# START OF SUPPLIED MATERIAL
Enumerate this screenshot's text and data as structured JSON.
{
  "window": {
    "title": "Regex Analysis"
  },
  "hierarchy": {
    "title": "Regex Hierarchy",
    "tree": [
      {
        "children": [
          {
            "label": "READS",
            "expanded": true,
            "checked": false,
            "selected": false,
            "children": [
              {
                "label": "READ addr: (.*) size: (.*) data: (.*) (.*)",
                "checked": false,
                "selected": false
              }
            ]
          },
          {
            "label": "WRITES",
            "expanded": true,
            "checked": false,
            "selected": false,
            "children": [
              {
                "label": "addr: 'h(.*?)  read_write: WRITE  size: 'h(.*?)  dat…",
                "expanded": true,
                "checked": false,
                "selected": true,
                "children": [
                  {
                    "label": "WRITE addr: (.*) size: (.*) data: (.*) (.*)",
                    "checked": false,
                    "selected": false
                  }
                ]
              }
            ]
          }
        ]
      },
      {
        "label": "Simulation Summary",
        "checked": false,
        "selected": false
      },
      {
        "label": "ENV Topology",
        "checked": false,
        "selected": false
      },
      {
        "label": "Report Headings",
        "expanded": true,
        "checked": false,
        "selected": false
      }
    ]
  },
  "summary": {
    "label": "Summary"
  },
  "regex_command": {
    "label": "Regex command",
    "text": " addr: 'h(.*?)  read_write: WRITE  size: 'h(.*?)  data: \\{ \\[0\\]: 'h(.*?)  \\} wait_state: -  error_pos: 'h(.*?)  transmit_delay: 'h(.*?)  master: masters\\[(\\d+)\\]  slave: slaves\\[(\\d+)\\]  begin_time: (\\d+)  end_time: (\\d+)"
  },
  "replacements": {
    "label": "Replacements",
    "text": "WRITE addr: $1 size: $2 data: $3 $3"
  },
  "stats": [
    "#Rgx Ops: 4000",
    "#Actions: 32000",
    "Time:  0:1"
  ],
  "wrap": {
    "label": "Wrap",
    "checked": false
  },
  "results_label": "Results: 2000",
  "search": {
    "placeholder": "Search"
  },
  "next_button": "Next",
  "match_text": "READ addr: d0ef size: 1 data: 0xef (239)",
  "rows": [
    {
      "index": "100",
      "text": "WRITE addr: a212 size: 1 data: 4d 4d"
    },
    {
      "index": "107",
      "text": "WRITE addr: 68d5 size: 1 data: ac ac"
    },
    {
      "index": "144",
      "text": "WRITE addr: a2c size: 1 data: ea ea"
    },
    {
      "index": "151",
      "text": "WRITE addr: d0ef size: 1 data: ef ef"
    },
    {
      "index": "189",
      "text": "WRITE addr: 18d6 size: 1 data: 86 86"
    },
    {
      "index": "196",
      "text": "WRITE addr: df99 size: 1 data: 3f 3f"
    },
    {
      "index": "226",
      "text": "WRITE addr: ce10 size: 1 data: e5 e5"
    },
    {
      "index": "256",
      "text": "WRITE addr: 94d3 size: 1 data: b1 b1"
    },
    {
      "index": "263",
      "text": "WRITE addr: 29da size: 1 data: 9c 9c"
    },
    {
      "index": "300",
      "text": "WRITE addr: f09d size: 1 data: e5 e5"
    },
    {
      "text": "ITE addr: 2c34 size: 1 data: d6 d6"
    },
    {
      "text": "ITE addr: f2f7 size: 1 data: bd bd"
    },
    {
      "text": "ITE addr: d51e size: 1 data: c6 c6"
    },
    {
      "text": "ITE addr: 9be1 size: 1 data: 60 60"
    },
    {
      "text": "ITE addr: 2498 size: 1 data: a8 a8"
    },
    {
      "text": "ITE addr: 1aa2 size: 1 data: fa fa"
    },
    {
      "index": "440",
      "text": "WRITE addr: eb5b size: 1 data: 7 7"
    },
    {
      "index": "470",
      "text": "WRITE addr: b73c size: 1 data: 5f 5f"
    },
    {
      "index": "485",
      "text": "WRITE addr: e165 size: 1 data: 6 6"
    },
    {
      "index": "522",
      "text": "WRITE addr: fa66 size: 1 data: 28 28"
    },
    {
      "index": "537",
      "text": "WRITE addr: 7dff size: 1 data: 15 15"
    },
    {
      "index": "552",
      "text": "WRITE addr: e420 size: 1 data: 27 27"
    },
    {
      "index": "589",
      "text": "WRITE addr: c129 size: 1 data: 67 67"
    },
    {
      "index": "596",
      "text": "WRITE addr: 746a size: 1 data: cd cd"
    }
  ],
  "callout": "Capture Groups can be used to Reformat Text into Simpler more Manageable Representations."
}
# END OF SUPPLIED MATERIAL
§ THE EXERCISE:
Transcribe the data above in full, exactly.

§ FINISHED ANSWER:
Enumerate this screenshot's text and data as structured JSON.
{
  "window": {
    "title": "Regex Analysis"
  },
  "hierarchy": {
    "title": "Regex Hierarchy",
    "tree": [
      {
        "children": [
          {
            "label": "READS",
            "expanded": true,
            "checked": false,
            "selected": false,
            "children": [
              {
                "label": "READ addr: (.*) size: (.*) data: (.*) (.*)",
                "checked": false,
                "selected": false
              }
            ]
          },
          {
            "label": "WRITES",
            "expanded": true,
            "checked": false,
            "selected": false,
            "children": [
              {
                "label": "addr: 'h(.*?)  read_write: WRITE  size: 'h(.*?)  dat…",
                "expanded": true,
                "checked": false,
                "selected": true,
                "children": [
                  {
                    "label": "WRITE addr: (.*) size: (.*) data: (.*) (.*)",
                    "checked": false,
                    "selected": false
                  }
                ]
              }
            ]
          }
        ]
      },
      {
        "label": "Simulation Summary",
        "checked": false,
        "selected": false
      },
      {
        "label": "ENV Topology",
        "checked": false,
        "selected": false
      },
      {
        "label": "Report Headings",
        "expanded": true,
        "checked": false,
        "selected": false
      }
    ]
  },
  "summary": {
    "label": "Summary"
  },
  "regex_command": {
    "label": "Regex command",
    "text": " addr: 'h(.*?)  read_write: WRITE  size: 'h(.*?)  data: \\{ \\[0\\]: 'h(.*?)  \\} wait_state: -  error_pos: 'h(.*?)  transmit_delay: 'h(.*?)  master: masters\\[(\\d+)\\]  slave: slaves\\[(\\d+)\\]  begin_time: (\\d+)  end_time: (\\d+)"
  },
  "replacements": {
    "label": "Replacements",
    "text": "WRITE addr: $1 size: $2 data: $3 $3"
  },
  "stats": [
    "#Rgx Ops: 4000",
    "#Actions: 32000",
    "Time:  0:1"
  ],
  "wrap": {
    "label": "Wrap",
    "checked": false
  },
  "results_label": "Results: 2000",
  "search": {
    "placeholder": "Search"
  },
  "next_button": "Next",
  "match_text": "READ addr: d0ef size: 1 data: 0xef (239)",
  "rows": [
    {
      "index": "100",
      "text": "WRITE addr: a212 size: 1 data: 4d 4d"
    },
    {
      "index": "107",
      "text": "WRITE addr: 68d5 size: 1 data: ac ac"
    },
    {
      "index": "144",
      "text": "WRITE addr: a2c size: 1 data: ea ea"
    },
    {
      "index": "151",
      "text": "WRITE addr: d0ef size: 1 data: ef ef"
    },
    {
      "index": "189",
      "text": "WRITE addr: 18d6 size: 1 data: 86 86"
    },
    {
      "index": "196",
      "text": "WRITE addr: df99 size: 1 data: 3f 3f"
    },
    {
      "index": "226",
      "text": "WRITE addr: ce10 size: 1 data: e5 e5"
    },
    {
      "index": "256",
      "text": "WRITE addr: 94d3 size: 1 data: b1 b1"
    },
    {
      "index": "263",
      "text": "WRITE addr: 29da size: 1 data: 9c 9c"
    },
    {
      "index": "300",
      "text": "WRITE addr: f09d size: 1 data: e5 e5"
    },
    {
      "text": "ITE addr: 2c34 size: 1 data: d6 d6"
    },
    {
      "text": "ITE addr: f2f7 size: 1 data: bd bd"
    },
    {
      "text": "ITE addr: d51e size: 1 data: c6 c6"
    },
    {
      "text": "ITE addr: 9be1 size: 1 data: 60 60"
    },
    {
      "text": "ITE addr: 2498 size: 1 data: a8 a8"
    },
    {
      "text": "ITE addr: 1aa2 size: 1 data: fa fa"
    },
    {
      "index": "440",
      "text": "WRITE addr: eb5b size: 1 data: 7 7"
    },
    {
      "index": "470",
      "text": "WRITE addr: b73c size: 1 data: 5f 5f"
    },
    {
      "index": "485",
      "text": "WRITE addr: e165 size: 1 data: 6 6"
    },
    {
      "index": "522",
      "text": "WRITE addr: fa66 size: 1 data: 28 28"
    },
    {
      "index": "537",
      "text": "WRITE addr: 7dff size: 1 data: 15 15"
    },
    {
      "index": "552",
      "text": "WRITE addr: e420 size: 1 data: 27 27"
    },
    {
      "index": "589",
      "text": "WRITE addr: c129 size: 1 data: 67 67"
    },
    {
      "index": "596",
      "text": "WRITE addr: 746a size: 1 data: cd cd"
    }
  ],
  "callout": "Capture Groups can be used to Reformat Text into Simpler more Manageable Representations."
}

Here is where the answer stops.